### [TASK PROMPT]
Without the pictures, can you quote each line below exactly?

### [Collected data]
------------------------------------------------------------
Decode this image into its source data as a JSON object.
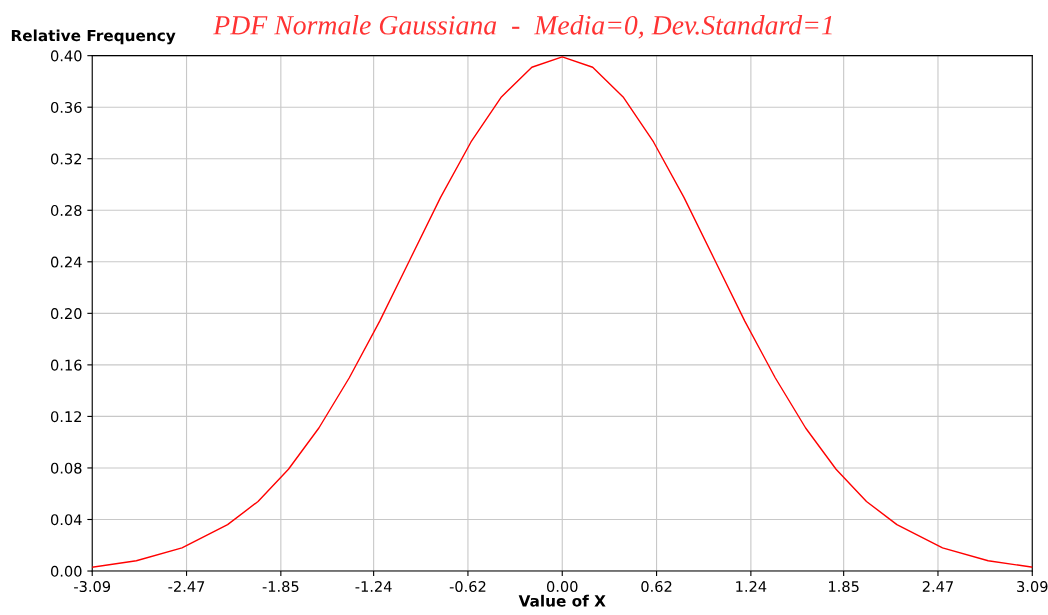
{
  "chart_data": {
    "type": "line",
    "title": "PDF Normale Gaussiana  -  Media=0, Dev.Standard=1",
    "xlabel": "Value of X",
    "ylabel": "Relative Frequency",
    "x": [
      -3.09,
      -2.8,
      -2.5,
      -2.2,
      -2.0,
      -1.8,
      -1.6,
      -1.4,
      -1.2,
      -1.0,
      -0.8,
      -0.6,
      -0.4,
      -0.2,
      0.0,
      0.2,
      0.4,
      0.6,
      0.8,
      1.0,
      1.2,
      1.4,
      1.6,
      1.8,
      2.0,
      2.2,
      2.5,
      2.8,
      3.09
    ],
    "series": [
      {
        "color": "#ff0000",
        "values": [
          0.003,
          0.008,
          0.018,
          0.036,
          0.054,
          0.079,
          0.111,
          0.15,
          0.194,
          0.242,
          0.29,
          0.333,
          0.368,
          0.391,
          0.399,
          0.391,
          0.368,
          0.333,
          0.29,
          0.242,
          0.194,
          0.15,
          0.111,
          0.079,
          0.054,
          0.036,
          0.018,
          0.008,
          0.003
        ]
      }
    ],
    "xlim": [
      -3.09,
      3.09
    ],
    "ylim": [
      0,
      0.4
    ],
    "xticks": [
      -3.09,
      -2.47,
      -1.85,
      -1.24,
      -0.62,
      {
        "value": 0,
        "label": "0.00"
      },
      0.62,
      1.24,
      1.85,
      2.47,
      3.09
    ],
    "yticks": [
      {
        "value": 0,
        "label": "0.00"
      },
      0.04,
      0.08,
      0.12,
      0.16,
      {
        "value": 0.2,
        "label": "0.20"
      },
      0.24,
      0.28,
      0.32,
      0.36,
      {
        "value": 0.4,
        "label": "0.40"
      }
    ],
    "grid": true,
    "marker": "none",
    "line_style": "solid"
  }
}
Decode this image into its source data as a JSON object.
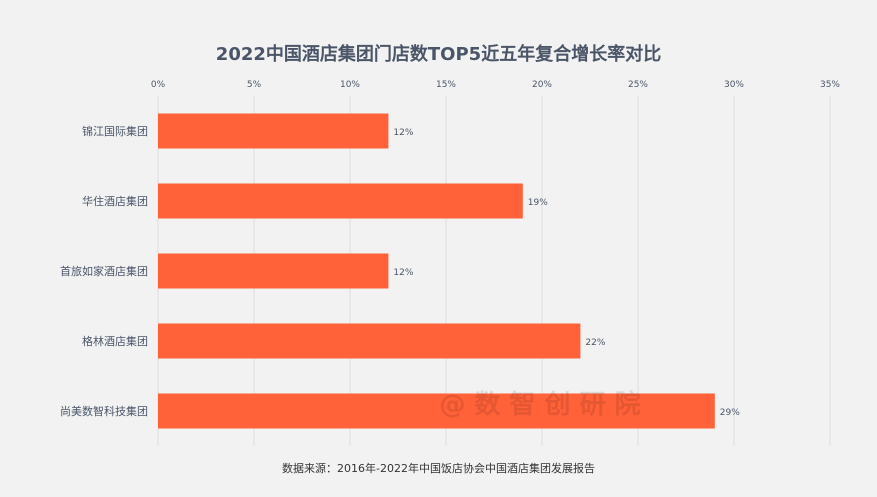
{
  "chart_data": {
    "type": "bar",
    "orientation": "horizontal",
    "title": "2022中国酒店集团门店数TOP5近五年复合增长率对比",
    "categories": [
      "锦江国际集团",
      "华住酒店集团",
      "首旅如家酒店集团",
      "格林酒店集团",
      "尚美数智科技集团"
    ],
    "values": [
      12,
      19,
      12,
      22,
      29
    ],
    "value_labels": [
      "12%",
      "19%",
      "12%",
      "22%",
      "29%"
    ],
    "xlim": [
      0,
      35
    ],
    "x_ticks": [
      0,
      5,
      10,
      15,
      20,
      25,
      30,
      35
    ],
    "x_tick_labels": [
      "0%",
      "5%",
      "10%",
      "15%",
      "20%",
      "25%",
      "30%",
      "35%"
    ],
    "x_axis_position": "top",
    "grid": true,
    "bar_color": "#ff6138"
  },
  "watermark": "@ 数 智 创 研 院",
  "source": "数据来源：2016年-2022年中国饭店协会中国酒店集团发展报告"
}
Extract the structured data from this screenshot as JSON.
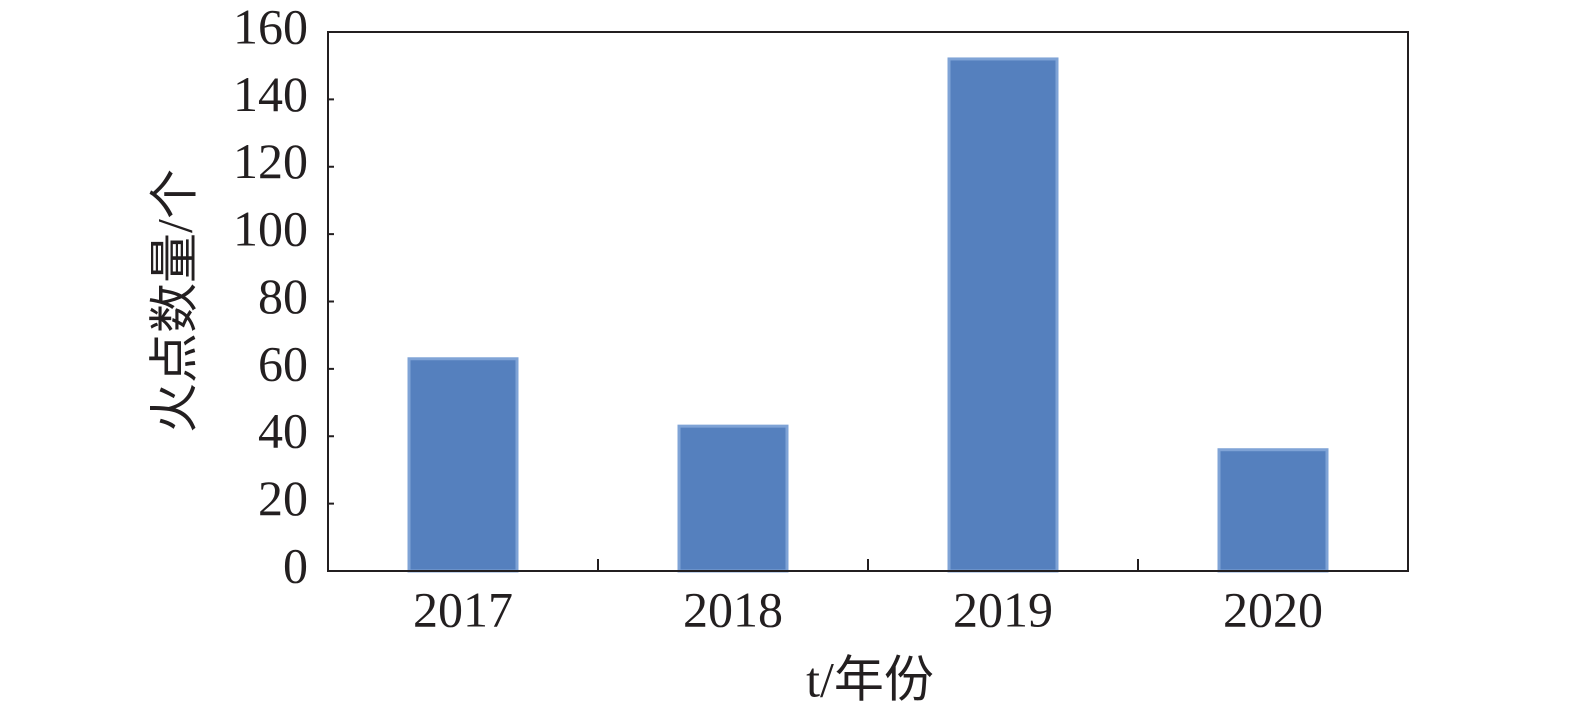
{
  "chart_data": {
    "type": "bar",
    "x_label": "t/年份",
    "y_label": "火点数量/个",
    "categories": [
      "2017",
      "2018",
      "2019",
      "2020"
    ],
    "values": [
      63,
      43,
      152,
      36
    ],
    "color": "#5580be",
    "ylim": [
      0,
      160
    ],
    "yticks": [
      0,
      20,
      40,
      60,
      80,
      100,
      120,
      140,
      160
    ]
  }
}
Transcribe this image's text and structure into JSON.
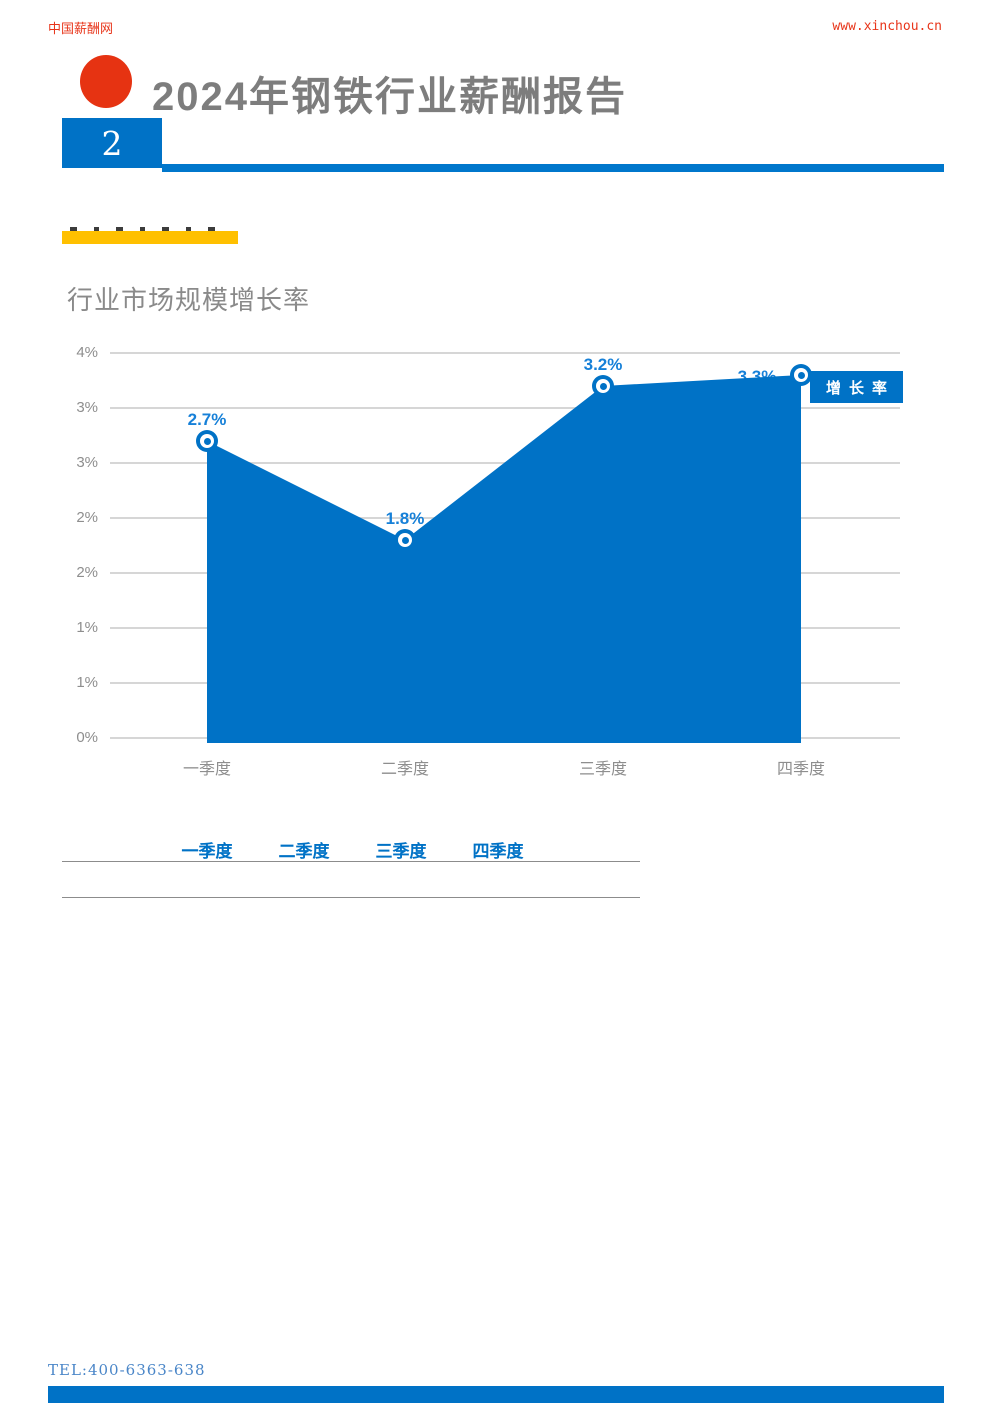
{
  "header": {
    "site_name": "中国薪酬网",
    "site_url": "www.xinchou.cn",
    "title": "2024年钢铁行业薪酬报告",
    "page_number": "2",
    "brand_red": "#e8351a",
    "accent_blue": "#0072c6"
  },
  "section": {
    "highlight_color": "#ffc000"
  },
  "chart_data": {
    "type": "area",
    "title": "行业市场规模增长率",
    "categories": [
      "一季度",
      "二季度",
      "三季度",
      "四季度"
    ],
    "series": [
      {
        "name": "增长率",
        "values": [
          2.7,
          1.8,
          3.2,
          3.3
        ]
      }
    ],
    "data_labels": [
      "2.7%",
      "1.8%",
      "3.2%",
      "3.3%"
    ],
    "ylim": [
      0,
      3.5
    ],
    "ytick_labels_top_to_bottom": [
      "4%",
      "3%",
      "3%",
      "2%",
      "2%",
      "1%",
      "1%",
      "0%"
    ],
    "grid": true,
    "legend": {
      "label": "增长率",
      "position": "right"
    },
    "fill_color": "#0072c6",
    "data_label_color": "#1680d8"
  },
  "table": {
    "headers": [
      "一季度",
      "二季度",
      "三季度",
      "四季度"
    ],
    "header_color": "#0072c6"
  },
  "footer": {
    "tel": "TEL:400-6363-638",
    "bar_color": "#0072c6"
  }
}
------------------------------------------------------------
### [EXERCISE SOLUTION]
Decode this image into its source data as a JSON object.
{
  "chart_data": {
    "type": "line",
    "title": "PDF Normale Gaussiana  -  Media=0, Dev.Standard=1",
    "xlabel": "Value of X",
    "ylabel": "Relative Frequency",
    "x": [
      -3.09,
      -2.8,
      -2.5,
      -2.2,
      -2.0,
      -1.8,
      -1.6,
      -1.4,
      -1.2,
      -1.0,
      -0.8,
      -0.6,
      -0.4,
      -0.2,
      0.0,
      0.2,
      0.4,
      0.6,
      0.8,
      1.0,
      1.2,
      1.4,
      1.6,
      1.8,
      2.0,
      2.2,
      2.5,
      2.8,
      3.09
    ],
    "series": [
      {
        "color": "#ff0000",
        "values": [
          0.003,
          0.008,
          0.018,
          0.036,
          0.054,
          0.079,
          0.111,
          0.15,
          0.194,
          0.242,
          0.29,
          0.333,
          0.368,
          0.391,
          0.399,
          0.391,
          0.368,
          0.333,
          0.29,
          0.242,
          0.194,
          0.15,
          0.111,
          0.079,
          0.054,
          0.036,
          0.018,
          0.008,
          0.003
        ]
      }
    ],
    "xlim": [
      -3.09,
      3.09
    ],
    "ylim": [
      0,
      0.4
    ],
    "xticks": [
      -3.09,
      -2.47,
      -1.85,
      -1.24,
      -0.62,
      {
        "value": 0,
        "label": "0.00"
      },
      0.62,
      1.24,
      1.85,
      2.47,
      3.09
    ],
    "yticks": [
      {
        "value": 0,
        "label": "0.00"
      },
      0.04,
      0.08,
      0.12,
      0.16,
      {
        "value": 0.2,
        "label": "0.20"
      },
      0.24,
      0.28,
      0.32,
      0.36,
      {
        "value": 0.4,
        "label": "0.40"
      }
    ],
    "grid": true,
    "marker": "none",
    "line_style": "solid"
  }
}
Decode this image into its source data as a JSON object.
{
  "chart_data": {
    "type": "bar",
    "orientation": "horizontal",
    "title": "2022中国酒店集团门店数TOP5近五年复合增长率对比",
    "categories": [
      "锦江国际集团",
      "华住酒店集团",
      "首旅如家酒店集团",
      "格林酒店集团",
      "尚美数智科技集团"
    ],
    "values": [
      12,
      19,
      12,
      22,
      29
    ],
    "value_labels": [
      "12%",
      "19%",
      "12%",
      "22%",
      "29%"
    ],
    "xlim": [
      0,
      35
    ],
    "x_ticks": [
      0,
      5,
      10,
      15,
      20,
      25,
      30,
      35
    ],
    "x_tick_labels": [
      "0%",
      "5%",
      "10%",
      "15%",
      "20%",
      "25%",
      "30%",
      "35%"
    ],
    "x_axis_position": "top",
    "grid": true,
    "bar_color": "#ff6138"
  },
  "watermark": "@ 数 智 创 研 院",
  "source": "数据来源：2016年-2022年中国饭店协会中国酒店集团发展报告"
}
Extract the structured data from this screenshot as JSON.
{
  "chart_data": {
    "type": "bar",
    "x_label": "t/年份",
    "y_label": "火点数量/个",
    "categories": [
      "2017",
      "2018",
      "2019",
      "2020"
    ],
    "values": [
      63,
      43,
      152,
      36
    ],
    "color": "#5580be",
    "ylim": [
      0,
      160
    ],
    "yticks": [
      0,
      20,
      40,
      60,
      80,
      100,
      120,
      140,
      160
    ]
  }
}
Transcribe this image's text and structure into JSON.
{
  "header": {
    "site_name": "中国薪酬网",
    "site_url": "www.xinchou.cn",
    "title": "2024年钢铁行业薪酬报告",
    "page_number": "2",
    "brand_red": "#e8351a",
    "accent_blue": "#0072c6"
  },
  "section": {
    "highlight_color": "#ffc000"
  },
  "chart_data": {
    "type": "area",
    "title": "行业市场规模增长率",
    "categories": [
      "一季度",
      "二季度",
      "三季度",
      "四季度"
    ],
    "series": [
      {
        "name": "增长率",
        "values": [
          2.7,
          1.8,
          3.2,
          3.3
        ]
      }
    ],
    "data_labels": [
      "2.7%",
      "1.8%",
      "3.2%",
      "3.3%"
    ],
    "ylim": [
      0,
      3.5
    ],
    "ytick_labels_top_to_bottom": [
      "4%",
      "3%",
      "3%",
      "2%",
      "2%",
      "1%",
      "1%",
      "0%"
    ],
    "grid": true,
    "legend": {
      "label": "增长率",
      "position": "right"
    },
    "fill_color": "#0072c6",
    "data_label_color": "#1680d8"
  },
  "table": {
    "headers": [
      "一季度",
      "二季度",
      "三季度",
      "四季度"
    ],
    "header_color": "#0072c6"
  },
  "footer": {
    "tel": "TEL:400-6363-638",
    "bar_color": "#0072c6"
  }
}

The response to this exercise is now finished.